| Stated exercise |
Each line that holds the word "color" should be returned.

| Task inputs |
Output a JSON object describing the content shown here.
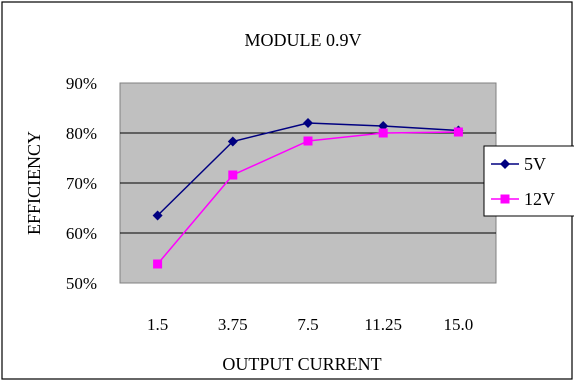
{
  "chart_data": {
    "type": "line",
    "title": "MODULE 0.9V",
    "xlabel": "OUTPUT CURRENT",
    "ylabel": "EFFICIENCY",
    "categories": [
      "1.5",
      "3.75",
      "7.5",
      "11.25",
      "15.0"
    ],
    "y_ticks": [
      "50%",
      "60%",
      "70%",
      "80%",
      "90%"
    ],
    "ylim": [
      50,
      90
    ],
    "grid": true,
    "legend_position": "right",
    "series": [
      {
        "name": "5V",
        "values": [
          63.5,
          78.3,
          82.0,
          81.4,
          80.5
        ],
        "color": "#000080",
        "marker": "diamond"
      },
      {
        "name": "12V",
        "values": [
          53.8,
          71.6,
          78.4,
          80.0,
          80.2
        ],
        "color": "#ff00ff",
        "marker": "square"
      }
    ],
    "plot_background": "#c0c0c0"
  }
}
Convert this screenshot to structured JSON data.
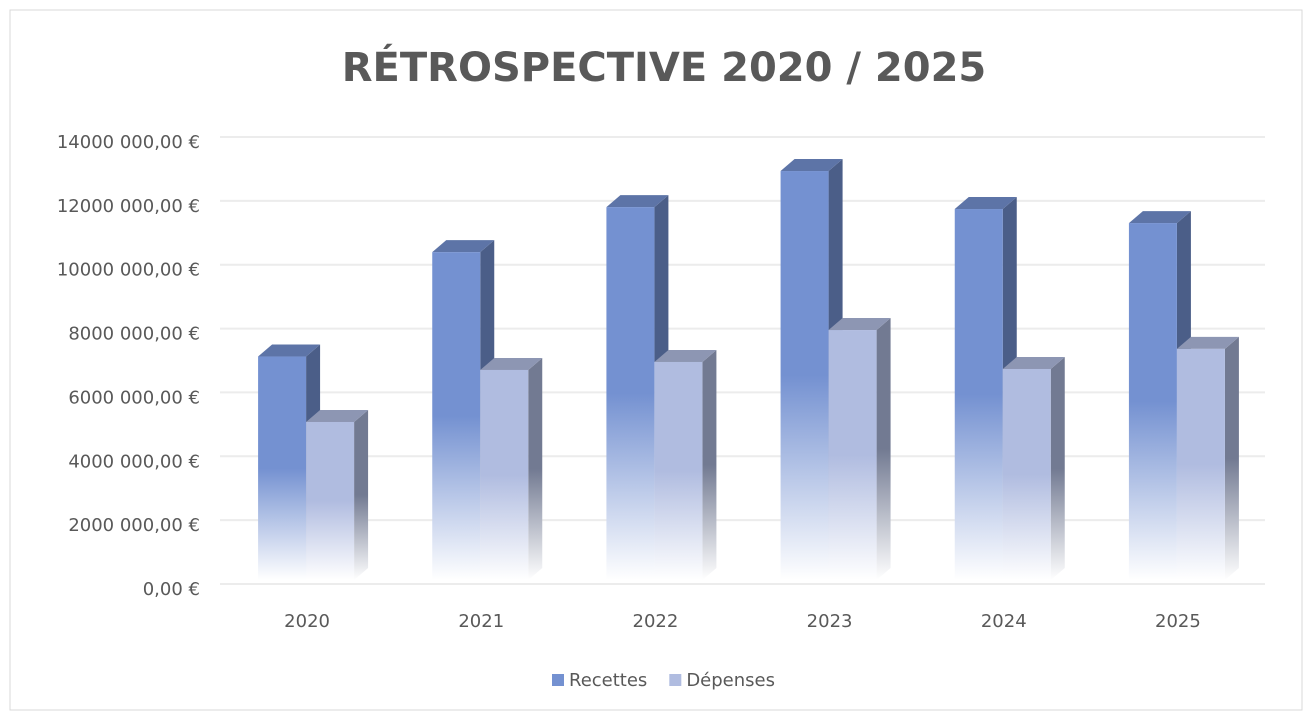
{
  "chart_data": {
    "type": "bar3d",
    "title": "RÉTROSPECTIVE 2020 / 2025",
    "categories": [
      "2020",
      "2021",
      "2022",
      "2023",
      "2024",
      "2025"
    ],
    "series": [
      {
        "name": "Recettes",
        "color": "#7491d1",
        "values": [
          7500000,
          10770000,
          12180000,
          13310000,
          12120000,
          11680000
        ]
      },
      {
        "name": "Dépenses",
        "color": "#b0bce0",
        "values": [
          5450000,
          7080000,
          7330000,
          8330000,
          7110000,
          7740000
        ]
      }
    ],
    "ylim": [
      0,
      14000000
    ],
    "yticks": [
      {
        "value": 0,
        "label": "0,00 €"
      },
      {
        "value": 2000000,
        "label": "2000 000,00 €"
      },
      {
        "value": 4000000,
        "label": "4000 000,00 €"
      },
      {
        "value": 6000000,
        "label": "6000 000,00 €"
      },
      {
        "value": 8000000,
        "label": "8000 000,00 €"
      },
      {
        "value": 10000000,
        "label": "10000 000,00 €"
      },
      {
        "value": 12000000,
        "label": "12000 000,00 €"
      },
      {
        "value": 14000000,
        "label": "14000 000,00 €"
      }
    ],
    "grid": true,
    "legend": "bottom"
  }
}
---
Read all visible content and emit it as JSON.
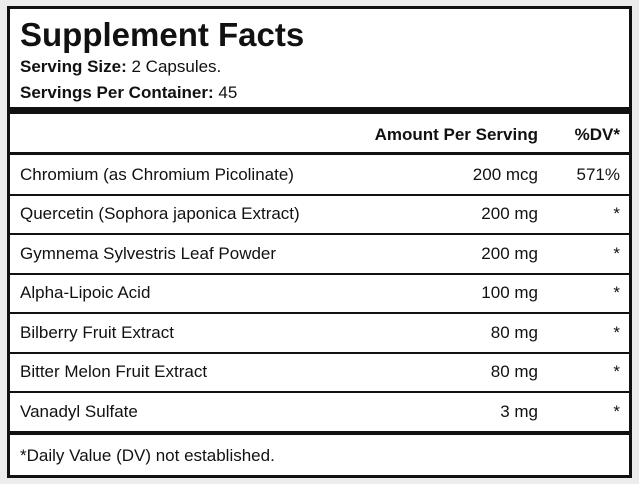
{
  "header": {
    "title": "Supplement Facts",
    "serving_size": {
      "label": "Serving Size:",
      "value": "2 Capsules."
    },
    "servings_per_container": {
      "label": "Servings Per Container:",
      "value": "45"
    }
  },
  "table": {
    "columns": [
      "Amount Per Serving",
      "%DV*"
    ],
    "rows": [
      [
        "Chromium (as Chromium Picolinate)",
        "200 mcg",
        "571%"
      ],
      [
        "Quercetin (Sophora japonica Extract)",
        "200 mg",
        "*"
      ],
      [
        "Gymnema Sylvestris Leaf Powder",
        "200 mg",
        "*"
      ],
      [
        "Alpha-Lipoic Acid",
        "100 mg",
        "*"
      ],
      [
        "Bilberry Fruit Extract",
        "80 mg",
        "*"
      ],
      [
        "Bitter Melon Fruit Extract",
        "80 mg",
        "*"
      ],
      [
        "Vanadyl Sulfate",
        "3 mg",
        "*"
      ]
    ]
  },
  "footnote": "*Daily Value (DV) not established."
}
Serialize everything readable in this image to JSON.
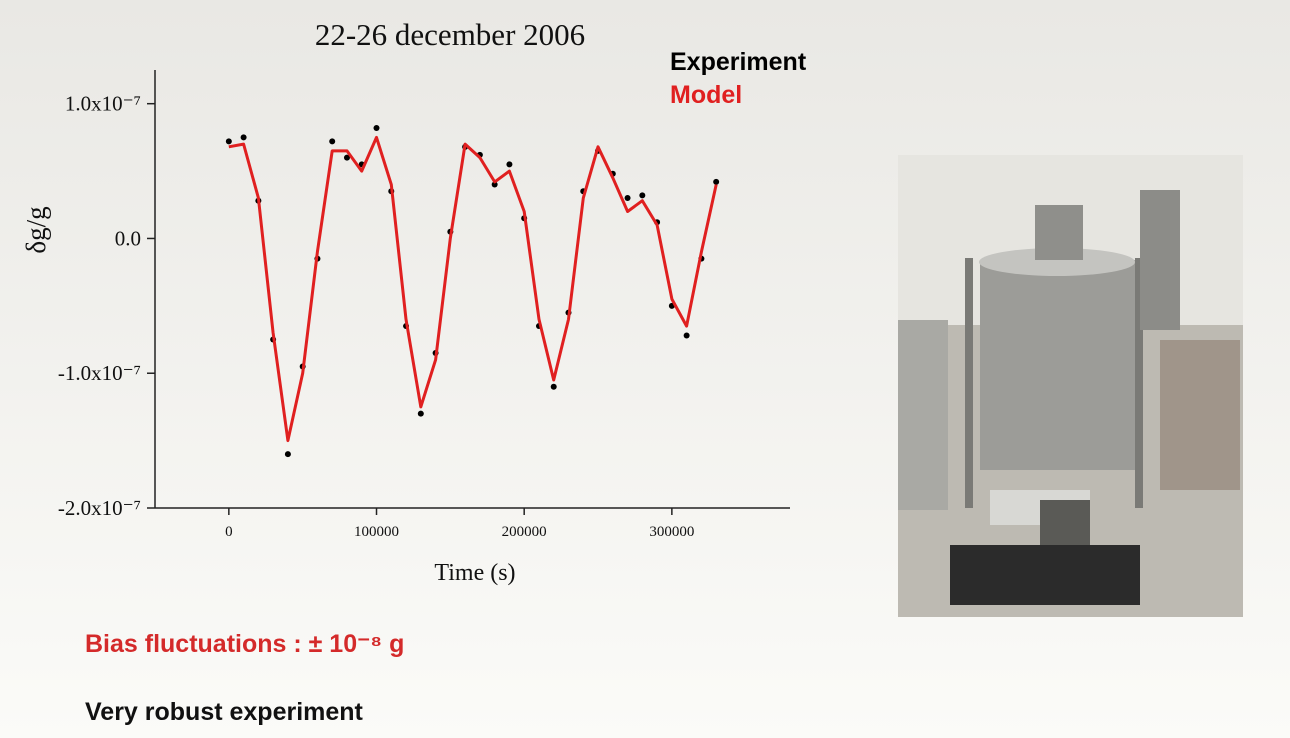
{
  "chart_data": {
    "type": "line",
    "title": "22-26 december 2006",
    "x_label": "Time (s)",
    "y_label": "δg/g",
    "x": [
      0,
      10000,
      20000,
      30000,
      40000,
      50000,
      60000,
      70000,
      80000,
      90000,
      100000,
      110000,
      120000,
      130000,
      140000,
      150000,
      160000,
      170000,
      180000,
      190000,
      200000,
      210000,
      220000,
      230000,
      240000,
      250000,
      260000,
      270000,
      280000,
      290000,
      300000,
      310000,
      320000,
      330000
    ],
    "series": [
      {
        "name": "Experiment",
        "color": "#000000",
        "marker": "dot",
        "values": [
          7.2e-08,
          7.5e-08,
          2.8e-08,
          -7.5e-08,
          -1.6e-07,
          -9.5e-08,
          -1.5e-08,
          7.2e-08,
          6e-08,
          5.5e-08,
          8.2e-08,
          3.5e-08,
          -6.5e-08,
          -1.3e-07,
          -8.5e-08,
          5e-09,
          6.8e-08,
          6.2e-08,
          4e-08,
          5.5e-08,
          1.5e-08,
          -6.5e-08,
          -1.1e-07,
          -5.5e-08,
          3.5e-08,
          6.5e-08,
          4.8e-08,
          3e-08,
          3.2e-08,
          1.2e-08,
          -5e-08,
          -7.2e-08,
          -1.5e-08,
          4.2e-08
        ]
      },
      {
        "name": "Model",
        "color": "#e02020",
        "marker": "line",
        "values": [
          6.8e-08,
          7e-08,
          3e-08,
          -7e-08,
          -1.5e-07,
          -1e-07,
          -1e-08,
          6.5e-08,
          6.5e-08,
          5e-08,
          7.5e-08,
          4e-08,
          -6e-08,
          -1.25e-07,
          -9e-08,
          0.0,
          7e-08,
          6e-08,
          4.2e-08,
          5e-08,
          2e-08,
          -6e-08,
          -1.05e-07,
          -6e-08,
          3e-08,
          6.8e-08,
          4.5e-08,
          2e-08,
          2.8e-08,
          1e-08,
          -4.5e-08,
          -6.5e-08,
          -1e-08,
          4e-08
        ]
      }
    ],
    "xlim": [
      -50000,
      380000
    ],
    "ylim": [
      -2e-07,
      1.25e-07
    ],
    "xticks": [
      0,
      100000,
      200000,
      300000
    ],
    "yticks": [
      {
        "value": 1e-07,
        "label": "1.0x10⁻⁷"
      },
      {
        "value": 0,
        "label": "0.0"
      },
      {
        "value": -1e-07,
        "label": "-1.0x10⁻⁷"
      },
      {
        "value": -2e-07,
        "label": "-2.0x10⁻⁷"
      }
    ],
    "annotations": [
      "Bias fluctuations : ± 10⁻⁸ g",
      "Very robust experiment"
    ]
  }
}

| Right answer |
        "color": "#000080",
        "color": "#ff00ff",
        "color": "#7491d1",
        "color": "#b0bce0",
        "color": "#000000",
        "color": "#e02020",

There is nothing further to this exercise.